[What this exercise asks]:
(a) In the article on India–Pakistan trade, reproduce word for word the passage that begins at the words "Unfortunately, a mention" and ends after "each other more.".
(b) According to the article on India–Pakistan trade, by what year must SAARC members bring their tariffs for each other down to zero under SAFTA?

Monday, 10 October 2011

In the right direction


India and Pakistan have shown some maturity in
talking trade; do they actually mean it? 
Unfortunately, a mention of Pakistan and India; and one gets ready to hear some unpleasant news. However, after a long time the meeting between Pakistani and Indian Commerce Ministers resulted in an excuse to rejoice. Not only that, after three and a half decades Pakistani Commerce Minister visited India. Both the ministers were also able to take some tangible and positive steps towards trade normalisation between their countries.
For the last many years, few of us have been advocating that small steps towards promotion of friendly relations between Pakistan and India should not be underestimated. There are no quick fixes for the chronic mistrust and misunderstandings between the two neighbours but to trust each other more.
It is said that trade follows the trust; but my theory is that trust follows trade. Despite its flaws, I am a believer in multilateral trading system. Trade between India and Pakistan would not only provide an opportunity for enhanced people-to-people contact but also turn the business community into a catalyst force for peace as they would have to safeguard their business interests. We have already observed this happening in case of “China and USA” and “China and India”. Normalisation of trade between India and Pakistan would also provide increased choices to consumers both in terms of quality as well as in terms of prices.
The cost of economic non-cooperation between the two countries is extremely high not only for both of them but also for the whole region. Pakistan and India had been the main stumbling block in success of South Asia Free Trade Agreement (SAFTA) which was signed in Islamabad in 2004. As per SAFTA, SAARC members have to bring their tariffs down to zero for each other by 2016. If implemented with political will and get accompanied by an agreement on trade in services as well as an agreement on investment; SAFTA has the potential to turn around the economy of whole region.

[Information given]:

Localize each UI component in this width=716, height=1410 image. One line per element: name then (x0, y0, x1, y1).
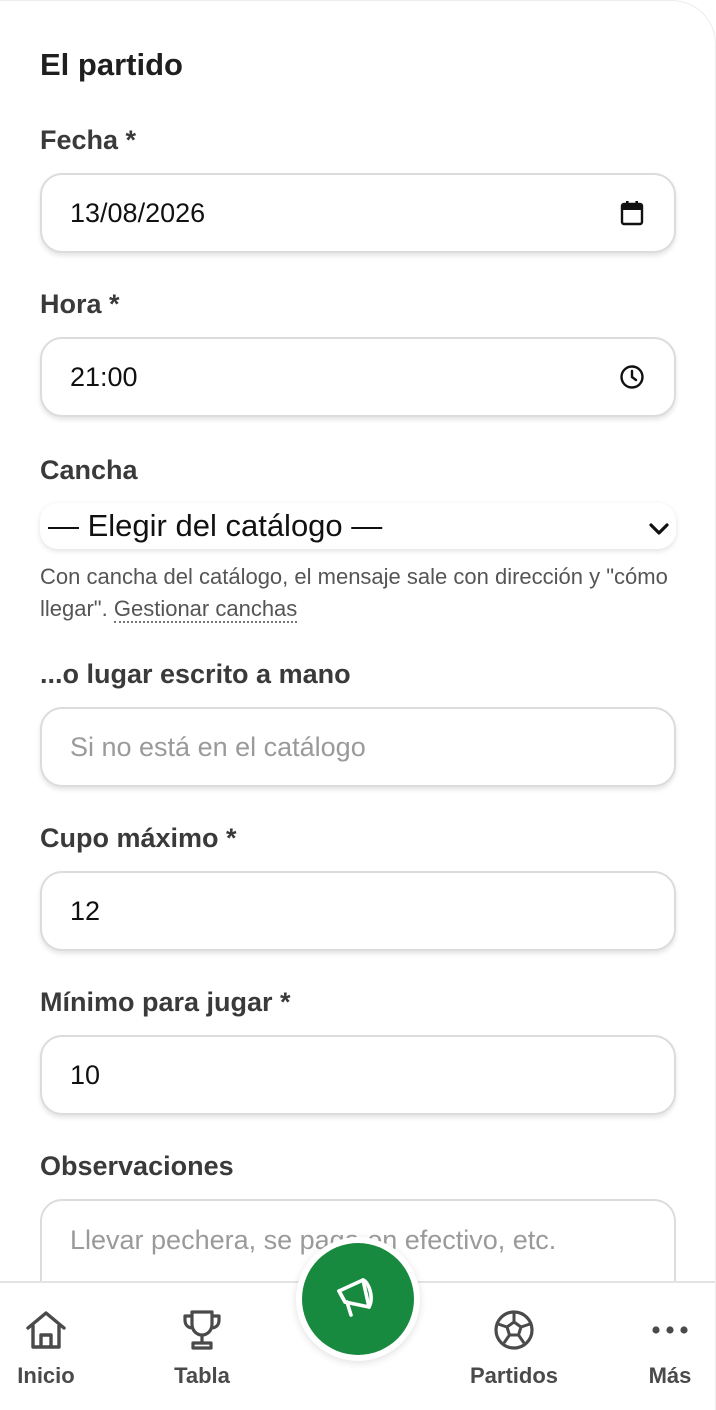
==
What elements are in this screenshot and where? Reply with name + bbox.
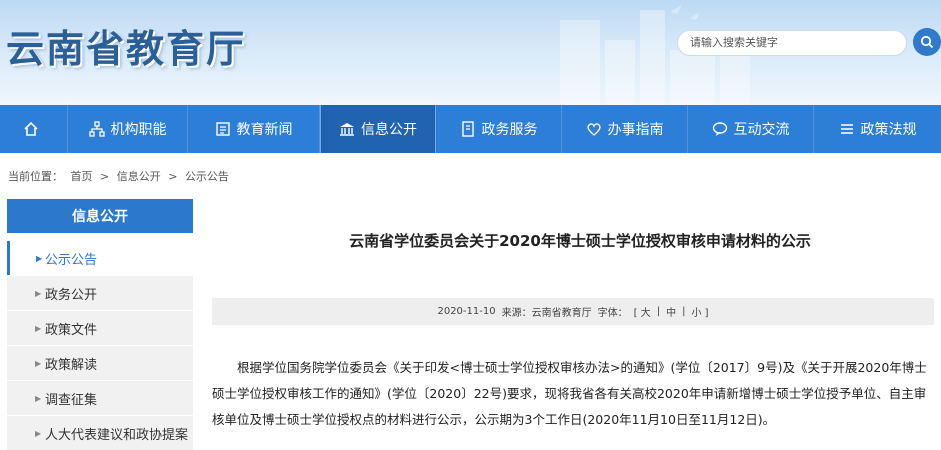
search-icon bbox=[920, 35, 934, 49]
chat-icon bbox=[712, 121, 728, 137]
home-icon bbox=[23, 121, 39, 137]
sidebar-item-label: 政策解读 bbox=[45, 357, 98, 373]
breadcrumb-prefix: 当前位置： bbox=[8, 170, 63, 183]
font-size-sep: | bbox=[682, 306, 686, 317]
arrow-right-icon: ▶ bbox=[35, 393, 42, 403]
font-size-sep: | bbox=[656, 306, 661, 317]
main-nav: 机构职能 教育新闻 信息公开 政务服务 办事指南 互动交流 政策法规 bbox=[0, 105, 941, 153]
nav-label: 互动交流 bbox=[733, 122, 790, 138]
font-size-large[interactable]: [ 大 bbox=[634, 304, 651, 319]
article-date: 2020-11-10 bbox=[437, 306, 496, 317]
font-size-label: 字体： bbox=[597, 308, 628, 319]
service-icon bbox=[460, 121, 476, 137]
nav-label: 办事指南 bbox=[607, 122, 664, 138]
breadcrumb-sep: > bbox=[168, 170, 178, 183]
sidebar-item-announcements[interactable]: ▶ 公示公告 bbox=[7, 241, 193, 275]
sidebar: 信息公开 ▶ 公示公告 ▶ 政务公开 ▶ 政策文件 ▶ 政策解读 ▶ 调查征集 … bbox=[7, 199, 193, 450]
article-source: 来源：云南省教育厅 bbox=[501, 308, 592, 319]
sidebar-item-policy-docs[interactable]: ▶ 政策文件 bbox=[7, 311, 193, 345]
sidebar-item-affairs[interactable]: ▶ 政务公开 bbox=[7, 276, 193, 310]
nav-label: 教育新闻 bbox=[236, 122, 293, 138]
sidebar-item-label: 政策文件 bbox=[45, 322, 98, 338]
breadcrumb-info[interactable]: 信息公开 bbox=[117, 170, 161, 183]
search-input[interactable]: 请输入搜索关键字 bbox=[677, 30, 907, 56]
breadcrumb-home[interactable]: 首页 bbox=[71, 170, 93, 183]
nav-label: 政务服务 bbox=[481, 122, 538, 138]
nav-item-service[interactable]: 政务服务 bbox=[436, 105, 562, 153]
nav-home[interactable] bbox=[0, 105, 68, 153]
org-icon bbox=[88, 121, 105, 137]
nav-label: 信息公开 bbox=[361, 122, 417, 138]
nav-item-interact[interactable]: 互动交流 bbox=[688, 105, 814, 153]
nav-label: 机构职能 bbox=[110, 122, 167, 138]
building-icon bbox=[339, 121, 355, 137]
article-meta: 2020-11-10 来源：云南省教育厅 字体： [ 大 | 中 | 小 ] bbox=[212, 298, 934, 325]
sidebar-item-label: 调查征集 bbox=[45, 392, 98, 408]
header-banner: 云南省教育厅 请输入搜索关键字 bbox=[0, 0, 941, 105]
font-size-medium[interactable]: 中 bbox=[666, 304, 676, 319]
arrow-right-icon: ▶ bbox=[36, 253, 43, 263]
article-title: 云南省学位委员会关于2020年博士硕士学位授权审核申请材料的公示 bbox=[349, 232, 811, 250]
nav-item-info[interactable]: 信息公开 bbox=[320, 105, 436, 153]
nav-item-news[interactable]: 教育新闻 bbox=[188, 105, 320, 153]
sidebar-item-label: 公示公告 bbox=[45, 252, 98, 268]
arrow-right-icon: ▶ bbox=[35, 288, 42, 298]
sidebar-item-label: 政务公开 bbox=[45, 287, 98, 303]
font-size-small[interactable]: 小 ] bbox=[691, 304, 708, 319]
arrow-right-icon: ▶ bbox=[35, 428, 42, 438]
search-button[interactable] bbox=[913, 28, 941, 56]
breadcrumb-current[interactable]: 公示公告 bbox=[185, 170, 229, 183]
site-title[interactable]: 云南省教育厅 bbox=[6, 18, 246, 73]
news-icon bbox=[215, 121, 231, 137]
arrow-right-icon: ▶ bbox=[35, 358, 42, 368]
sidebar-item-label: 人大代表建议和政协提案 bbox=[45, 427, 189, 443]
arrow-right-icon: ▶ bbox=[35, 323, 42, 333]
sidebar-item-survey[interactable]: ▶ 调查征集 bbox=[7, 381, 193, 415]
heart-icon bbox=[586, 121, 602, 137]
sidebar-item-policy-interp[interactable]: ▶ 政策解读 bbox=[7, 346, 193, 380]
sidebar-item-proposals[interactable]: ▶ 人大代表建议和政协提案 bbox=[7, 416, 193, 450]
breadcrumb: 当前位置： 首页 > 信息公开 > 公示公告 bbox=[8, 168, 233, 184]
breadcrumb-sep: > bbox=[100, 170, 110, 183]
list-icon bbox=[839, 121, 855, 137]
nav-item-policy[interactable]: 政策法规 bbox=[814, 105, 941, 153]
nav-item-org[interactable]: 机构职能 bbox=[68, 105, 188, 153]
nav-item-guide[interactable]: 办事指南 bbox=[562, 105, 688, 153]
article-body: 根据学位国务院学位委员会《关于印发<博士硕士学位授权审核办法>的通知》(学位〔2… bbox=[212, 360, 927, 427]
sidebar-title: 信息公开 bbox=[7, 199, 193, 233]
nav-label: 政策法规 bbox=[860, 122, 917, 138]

[Task solutions]:
(a)
Unfortunately, a mention of Pakistan and India; and one gets ready to hear some unpleasant news. However, after a long time the meeting between Pakistani and Indian Commerce Ministers resulted in an excuse to rejoice. Not only that, after three and a half decades Pakistani Commerce Minister visited India. Both the ministers were also able to take some tangible and positive steps towards trade normalisation between their countries.
For the last many years, few of us have been advocating that small steps towards promotion of friendly relations between Pakistan and India should not be underestimated. There are no quick fixes for the chronic mistrust and misunderstandings between the two neighbours but to trust each other more.

(b) 2016